Copy each line of the records that holds the string "color".

┄┄┄┄┄┄┄┄┄┄

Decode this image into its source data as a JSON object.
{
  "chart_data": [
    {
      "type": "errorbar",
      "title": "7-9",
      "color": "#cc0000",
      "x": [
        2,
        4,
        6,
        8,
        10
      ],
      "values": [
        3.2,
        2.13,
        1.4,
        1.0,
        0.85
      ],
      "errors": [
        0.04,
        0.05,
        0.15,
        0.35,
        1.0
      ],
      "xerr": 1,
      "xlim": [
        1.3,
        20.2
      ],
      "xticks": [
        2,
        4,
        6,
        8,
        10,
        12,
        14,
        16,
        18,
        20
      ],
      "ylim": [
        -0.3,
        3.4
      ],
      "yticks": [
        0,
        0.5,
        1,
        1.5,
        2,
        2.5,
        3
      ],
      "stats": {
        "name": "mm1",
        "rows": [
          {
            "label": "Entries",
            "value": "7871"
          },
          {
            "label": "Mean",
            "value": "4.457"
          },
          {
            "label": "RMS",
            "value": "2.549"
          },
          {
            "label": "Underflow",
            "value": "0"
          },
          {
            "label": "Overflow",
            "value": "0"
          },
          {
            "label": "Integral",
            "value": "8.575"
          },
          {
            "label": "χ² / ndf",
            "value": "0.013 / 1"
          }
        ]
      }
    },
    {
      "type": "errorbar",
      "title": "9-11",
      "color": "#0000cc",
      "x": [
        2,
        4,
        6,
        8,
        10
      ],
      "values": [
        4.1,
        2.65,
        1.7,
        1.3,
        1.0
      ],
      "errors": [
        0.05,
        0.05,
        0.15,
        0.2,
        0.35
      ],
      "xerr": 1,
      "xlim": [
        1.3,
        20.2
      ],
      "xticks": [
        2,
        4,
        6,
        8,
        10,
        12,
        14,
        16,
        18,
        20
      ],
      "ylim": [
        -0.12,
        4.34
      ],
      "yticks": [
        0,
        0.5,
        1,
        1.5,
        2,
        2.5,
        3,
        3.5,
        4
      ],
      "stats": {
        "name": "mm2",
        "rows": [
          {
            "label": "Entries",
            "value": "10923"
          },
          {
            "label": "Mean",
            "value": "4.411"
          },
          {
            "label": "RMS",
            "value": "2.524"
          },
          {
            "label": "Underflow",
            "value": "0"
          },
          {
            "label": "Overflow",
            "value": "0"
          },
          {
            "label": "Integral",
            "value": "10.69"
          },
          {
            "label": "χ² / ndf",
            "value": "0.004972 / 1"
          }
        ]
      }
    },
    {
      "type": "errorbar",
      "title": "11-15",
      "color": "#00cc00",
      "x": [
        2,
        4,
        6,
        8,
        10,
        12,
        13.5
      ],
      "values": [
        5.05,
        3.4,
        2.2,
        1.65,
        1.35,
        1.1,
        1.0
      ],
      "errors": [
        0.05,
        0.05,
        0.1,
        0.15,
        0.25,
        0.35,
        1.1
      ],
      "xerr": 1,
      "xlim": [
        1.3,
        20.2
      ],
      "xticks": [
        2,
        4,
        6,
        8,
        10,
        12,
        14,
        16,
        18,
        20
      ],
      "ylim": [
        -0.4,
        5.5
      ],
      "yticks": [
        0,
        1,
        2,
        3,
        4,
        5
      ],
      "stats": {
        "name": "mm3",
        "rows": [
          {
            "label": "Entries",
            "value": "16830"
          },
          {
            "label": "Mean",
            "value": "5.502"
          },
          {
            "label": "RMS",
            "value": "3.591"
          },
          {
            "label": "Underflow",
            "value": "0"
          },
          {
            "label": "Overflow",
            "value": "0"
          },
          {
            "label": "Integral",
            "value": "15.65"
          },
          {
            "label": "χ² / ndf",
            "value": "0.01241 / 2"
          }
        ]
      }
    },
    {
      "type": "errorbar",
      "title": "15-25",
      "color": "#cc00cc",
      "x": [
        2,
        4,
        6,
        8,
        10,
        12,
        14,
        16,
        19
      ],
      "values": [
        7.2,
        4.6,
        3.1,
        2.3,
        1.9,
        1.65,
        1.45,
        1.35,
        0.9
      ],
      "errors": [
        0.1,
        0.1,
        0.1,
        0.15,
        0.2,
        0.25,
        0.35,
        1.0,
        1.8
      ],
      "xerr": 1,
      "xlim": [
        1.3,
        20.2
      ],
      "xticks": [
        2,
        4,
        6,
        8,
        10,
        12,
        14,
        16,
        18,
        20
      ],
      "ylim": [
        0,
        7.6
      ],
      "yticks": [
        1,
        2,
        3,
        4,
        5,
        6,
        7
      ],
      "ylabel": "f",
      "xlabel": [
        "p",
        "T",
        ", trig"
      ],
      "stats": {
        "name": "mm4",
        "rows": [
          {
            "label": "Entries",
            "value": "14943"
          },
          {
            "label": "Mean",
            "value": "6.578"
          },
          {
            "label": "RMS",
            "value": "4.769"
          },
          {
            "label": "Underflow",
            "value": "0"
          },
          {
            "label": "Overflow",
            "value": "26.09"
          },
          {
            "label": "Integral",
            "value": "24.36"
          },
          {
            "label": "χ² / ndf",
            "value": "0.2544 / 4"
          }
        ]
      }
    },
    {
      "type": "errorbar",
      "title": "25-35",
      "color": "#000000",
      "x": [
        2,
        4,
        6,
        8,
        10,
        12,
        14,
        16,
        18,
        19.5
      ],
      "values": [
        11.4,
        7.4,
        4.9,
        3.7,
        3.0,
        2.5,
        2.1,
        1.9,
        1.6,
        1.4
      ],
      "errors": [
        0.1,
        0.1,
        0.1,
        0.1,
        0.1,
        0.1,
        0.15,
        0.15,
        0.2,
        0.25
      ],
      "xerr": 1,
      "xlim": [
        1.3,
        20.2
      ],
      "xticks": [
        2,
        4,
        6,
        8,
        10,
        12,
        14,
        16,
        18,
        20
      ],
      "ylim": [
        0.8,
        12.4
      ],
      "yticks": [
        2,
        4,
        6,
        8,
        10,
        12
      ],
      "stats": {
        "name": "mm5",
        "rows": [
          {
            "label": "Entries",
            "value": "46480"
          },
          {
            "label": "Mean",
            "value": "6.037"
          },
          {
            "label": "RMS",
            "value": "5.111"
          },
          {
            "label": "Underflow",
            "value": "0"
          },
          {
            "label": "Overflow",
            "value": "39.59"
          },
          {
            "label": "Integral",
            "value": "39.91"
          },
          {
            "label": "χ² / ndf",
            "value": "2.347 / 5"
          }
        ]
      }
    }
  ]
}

┄┄┄┄┄┄┄┄┄┄

#### [Solution to the problem]
      "color": "#cc0000",
      "color": "#0000cc",
      "color": "#00cc00",
      "color": "#cc00cc",
      "color": "#000000",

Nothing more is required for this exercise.